From the listing below, extract every line in which the word "Gradiente" appears.

(Excerpt from a dataset)
————————

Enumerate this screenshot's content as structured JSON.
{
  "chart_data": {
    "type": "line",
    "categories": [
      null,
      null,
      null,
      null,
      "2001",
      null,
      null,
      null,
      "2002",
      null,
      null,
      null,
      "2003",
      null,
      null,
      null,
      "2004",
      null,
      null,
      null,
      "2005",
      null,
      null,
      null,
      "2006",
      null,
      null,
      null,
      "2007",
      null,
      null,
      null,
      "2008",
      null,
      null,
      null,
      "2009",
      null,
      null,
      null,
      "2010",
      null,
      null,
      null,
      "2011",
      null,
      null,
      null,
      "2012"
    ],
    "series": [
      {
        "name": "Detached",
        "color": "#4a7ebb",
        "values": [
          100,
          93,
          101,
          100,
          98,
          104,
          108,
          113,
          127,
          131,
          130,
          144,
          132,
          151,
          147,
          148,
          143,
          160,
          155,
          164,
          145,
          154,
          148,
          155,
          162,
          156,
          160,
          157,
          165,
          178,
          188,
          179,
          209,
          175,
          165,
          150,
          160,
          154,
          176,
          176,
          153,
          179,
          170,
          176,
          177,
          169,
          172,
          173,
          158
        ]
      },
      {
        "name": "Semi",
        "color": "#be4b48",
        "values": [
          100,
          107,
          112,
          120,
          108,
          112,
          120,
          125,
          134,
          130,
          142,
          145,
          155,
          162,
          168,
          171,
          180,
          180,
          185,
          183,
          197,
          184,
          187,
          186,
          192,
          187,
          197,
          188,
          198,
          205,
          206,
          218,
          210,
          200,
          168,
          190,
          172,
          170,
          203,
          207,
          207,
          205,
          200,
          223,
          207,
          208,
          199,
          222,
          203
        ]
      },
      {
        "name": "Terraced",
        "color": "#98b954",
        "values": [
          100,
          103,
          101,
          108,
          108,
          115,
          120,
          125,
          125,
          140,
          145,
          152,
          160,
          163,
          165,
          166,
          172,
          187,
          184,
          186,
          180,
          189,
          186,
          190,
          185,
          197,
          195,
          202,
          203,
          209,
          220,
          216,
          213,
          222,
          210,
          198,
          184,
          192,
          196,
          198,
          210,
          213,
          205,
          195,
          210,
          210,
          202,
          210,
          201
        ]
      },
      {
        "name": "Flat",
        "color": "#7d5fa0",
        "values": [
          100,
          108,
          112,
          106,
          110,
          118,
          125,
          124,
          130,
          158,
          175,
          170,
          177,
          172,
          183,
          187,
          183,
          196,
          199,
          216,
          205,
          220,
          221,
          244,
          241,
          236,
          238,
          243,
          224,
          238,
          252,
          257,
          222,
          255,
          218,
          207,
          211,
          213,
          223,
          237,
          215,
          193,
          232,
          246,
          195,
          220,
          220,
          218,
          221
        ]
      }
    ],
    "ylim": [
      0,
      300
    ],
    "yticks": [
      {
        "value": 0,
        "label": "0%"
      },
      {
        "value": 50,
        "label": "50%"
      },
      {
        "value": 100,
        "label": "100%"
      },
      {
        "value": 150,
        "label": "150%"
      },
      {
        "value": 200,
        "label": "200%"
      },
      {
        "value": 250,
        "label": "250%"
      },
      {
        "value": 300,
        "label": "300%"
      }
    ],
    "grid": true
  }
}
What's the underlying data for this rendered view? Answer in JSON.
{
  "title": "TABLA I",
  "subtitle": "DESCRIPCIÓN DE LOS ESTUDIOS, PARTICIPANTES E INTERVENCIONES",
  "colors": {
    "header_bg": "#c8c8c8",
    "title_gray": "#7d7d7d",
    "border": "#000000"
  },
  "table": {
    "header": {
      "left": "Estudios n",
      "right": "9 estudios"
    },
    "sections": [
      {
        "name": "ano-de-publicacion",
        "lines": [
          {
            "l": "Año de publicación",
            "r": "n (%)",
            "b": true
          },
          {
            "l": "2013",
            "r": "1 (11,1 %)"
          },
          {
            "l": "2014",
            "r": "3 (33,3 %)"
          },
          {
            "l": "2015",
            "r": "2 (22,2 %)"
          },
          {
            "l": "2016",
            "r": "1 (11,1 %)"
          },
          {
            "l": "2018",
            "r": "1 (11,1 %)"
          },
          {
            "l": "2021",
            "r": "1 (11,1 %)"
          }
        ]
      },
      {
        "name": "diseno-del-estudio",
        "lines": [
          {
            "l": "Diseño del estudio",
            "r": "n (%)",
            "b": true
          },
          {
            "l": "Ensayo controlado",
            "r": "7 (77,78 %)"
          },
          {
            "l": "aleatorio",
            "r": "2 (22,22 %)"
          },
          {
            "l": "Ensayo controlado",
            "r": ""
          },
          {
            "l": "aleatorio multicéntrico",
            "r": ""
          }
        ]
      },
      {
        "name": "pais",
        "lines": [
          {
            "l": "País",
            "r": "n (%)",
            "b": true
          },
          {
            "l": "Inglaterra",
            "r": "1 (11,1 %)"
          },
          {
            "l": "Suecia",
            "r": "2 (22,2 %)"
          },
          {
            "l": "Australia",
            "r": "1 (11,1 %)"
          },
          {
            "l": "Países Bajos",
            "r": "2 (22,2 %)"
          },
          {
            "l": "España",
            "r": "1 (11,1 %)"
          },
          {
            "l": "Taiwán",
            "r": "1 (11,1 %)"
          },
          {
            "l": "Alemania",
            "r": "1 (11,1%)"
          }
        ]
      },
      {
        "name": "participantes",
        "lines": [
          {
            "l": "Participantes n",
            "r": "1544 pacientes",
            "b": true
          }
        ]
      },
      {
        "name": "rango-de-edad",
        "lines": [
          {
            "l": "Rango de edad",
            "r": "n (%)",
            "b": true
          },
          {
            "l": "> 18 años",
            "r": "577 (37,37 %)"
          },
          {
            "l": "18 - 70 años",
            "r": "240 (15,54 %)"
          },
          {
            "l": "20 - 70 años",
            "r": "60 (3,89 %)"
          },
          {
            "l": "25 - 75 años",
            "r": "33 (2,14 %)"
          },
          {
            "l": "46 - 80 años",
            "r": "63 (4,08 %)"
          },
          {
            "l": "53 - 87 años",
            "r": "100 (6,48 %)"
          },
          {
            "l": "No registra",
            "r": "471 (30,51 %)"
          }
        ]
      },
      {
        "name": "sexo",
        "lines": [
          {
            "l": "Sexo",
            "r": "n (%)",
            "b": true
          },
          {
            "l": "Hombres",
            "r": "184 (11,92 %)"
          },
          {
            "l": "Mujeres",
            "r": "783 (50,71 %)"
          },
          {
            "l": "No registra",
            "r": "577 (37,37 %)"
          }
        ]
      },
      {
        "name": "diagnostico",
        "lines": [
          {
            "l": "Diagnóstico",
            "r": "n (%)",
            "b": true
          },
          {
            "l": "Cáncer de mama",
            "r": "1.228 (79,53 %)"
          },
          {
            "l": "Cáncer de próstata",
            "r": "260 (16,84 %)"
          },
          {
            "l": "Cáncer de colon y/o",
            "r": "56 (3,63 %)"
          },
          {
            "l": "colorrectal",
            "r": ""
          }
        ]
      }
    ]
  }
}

————————

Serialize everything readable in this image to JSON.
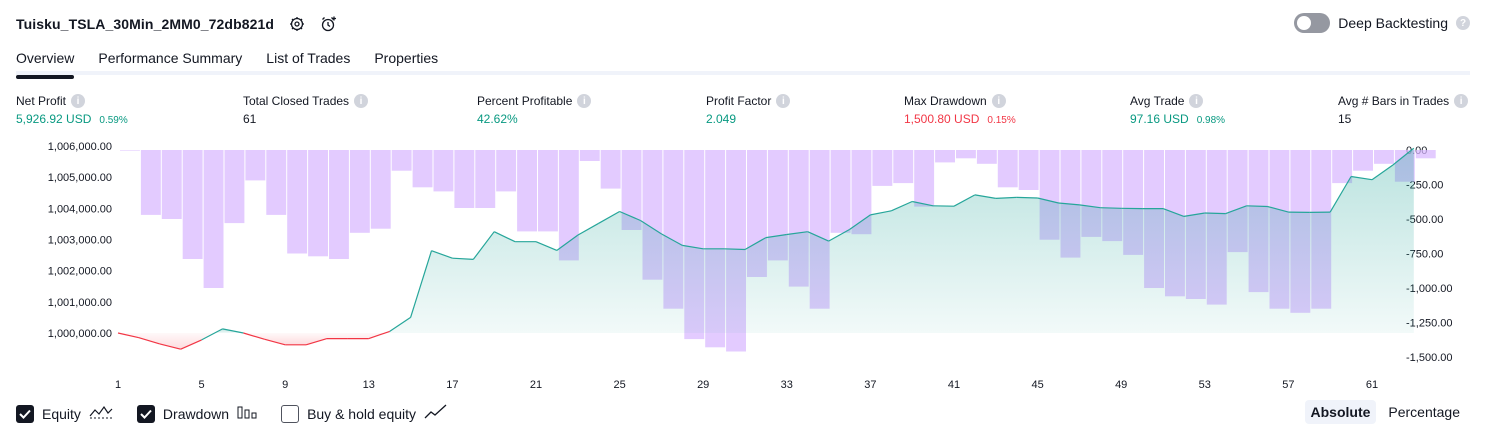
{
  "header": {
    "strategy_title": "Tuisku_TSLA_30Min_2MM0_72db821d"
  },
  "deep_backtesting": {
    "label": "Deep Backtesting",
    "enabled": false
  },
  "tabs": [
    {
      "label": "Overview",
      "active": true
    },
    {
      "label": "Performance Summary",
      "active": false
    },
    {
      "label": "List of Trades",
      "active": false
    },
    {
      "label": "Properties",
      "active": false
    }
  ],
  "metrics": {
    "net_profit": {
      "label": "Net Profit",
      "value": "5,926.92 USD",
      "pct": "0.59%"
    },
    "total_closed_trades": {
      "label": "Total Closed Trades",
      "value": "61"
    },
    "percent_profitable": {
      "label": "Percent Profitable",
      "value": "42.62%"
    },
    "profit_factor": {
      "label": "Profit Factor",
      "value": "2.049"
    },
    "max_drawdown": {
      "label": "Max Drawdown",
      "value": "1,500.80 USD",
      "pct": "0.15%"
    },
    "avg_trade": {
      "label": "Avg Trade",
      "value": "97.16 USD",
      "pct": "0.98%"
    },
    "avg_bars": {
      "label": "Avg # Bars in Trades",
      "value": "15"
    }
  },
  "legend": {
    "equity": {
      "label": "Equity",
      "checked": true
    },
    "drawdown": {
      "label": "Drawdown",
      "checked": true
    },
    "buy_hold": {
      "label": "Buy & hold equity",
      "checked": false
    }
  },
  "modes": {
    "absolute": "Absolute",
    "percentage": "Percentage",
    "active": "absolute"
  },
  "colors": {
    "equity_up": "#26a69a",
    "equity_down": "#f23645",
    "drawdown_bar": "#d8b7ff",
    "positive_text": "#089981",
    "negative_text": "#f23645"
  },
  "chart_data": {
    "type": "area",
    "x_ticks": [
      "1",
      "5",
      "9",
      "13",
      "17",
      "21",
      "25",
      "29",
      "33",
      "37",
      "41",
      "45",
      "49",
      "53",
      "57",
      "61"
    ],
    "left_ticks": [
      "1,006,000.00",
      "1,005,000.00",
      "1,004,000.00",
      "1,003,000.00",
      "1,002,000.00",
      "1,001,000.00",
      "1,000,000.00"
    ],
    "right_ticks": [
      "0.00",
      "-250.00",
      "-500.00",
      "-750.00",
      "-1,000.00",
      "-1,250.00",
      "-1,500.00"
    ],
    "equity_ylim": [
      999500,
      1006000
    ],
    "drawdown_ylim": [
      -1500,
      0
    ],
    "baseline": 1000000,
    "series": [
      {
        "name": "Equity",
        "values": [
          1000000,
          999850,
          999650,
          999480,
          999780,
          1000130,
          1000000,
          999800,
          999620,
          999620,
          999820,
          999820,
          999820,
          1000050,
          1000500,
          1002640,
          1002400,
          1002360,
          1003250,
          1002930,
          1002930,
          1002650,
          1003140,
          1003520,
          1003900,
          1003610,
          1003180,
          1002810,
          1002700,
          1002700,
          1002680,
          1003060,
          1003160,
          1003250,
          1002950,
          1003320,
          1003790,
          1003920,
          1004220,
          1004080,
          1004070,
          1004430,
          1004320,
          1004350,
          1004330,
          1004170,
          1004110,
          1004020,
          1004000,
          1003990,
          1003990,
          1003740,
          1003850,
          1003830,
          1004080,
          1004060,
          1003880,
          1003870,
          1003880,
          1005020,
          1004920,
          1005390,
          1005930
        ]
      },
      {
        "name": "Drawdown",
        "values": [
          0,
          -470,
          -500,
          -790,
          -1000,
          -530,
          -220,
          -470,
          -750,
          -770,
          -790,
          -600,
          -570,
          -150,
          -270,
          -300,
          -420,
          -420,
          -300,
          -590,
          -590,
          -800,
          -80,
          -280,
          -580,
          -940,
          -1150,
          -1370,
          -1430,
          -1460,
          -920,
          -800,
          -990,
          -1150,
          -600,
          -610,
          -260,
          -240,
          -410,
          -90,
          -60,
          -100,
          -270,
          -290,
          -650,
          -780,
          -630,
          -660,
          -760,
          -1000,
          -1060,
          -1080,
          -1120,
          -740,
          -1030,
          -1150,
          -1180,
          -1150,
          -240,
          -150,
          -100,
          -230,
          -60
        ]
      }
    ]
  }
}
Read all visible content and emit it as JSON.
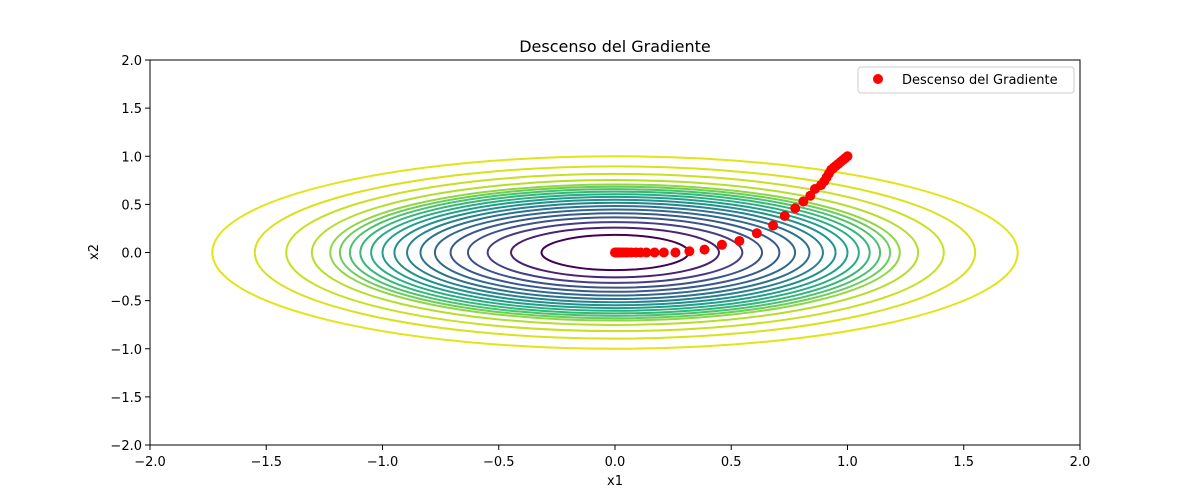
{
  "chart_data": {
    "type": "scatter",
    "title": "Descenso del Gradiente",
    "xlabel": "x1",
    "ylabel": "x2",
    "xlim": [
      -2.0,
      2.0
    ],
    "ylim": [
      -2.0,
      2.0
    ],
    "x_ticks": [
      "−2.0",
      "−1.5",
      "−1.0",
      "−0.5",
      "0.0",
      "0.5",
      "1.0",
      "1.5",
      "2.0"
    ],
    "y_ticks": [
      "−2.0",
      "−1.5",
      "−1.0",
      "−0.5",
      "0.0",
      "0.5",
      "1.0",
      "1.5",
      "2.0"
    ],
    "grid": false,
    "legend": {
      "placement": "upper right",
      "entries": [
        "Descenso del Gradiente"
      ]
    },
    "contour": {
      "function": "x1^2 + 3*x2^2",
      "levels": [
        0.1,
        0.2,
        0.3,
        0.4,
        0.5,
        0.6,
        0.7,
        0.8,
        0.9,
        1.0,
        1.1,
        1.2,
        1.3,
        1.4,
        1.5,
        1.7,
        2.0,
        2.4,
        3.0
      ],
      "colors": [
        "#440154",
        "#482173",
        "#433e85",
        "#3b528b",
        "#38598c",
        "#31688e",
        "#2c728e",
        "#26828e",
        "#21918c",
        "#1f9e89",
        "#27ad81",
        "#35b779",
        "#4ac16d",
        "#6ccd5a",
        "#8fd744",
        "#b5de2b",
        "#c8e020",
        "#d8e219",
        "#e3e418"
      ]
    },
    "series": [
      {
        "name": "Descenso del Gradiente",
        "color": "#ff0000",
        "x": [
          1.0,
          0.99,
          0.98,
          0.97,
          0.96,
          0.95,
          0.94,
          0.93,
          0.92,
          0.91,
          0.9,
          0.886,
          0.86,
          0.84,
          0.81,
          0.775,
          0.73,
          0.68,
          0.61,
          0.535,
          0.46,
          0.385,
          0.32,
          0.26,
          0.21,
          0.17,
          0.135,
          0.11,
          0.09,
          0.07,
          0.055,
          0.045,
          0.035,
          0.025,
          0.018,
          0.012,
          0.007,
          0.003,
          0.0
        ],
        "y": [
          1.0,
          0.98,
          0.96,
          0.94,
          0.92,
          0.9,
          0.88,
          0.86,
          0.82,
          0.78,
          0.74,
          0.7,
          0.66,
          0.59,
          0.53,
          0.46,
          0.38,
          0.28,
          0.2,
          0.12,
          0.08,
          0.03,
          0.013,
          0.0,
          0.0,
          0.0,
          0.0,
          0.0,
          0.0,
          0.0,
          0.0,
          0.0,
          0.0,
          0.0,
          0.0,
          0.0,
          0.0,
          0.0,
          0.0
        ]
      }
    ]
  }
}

————————

• **Reply to the task**:
    "title": "Descenso del Gradiente",
        "Descenso del Gradiente"
        "name": "Descenso del Gradiente",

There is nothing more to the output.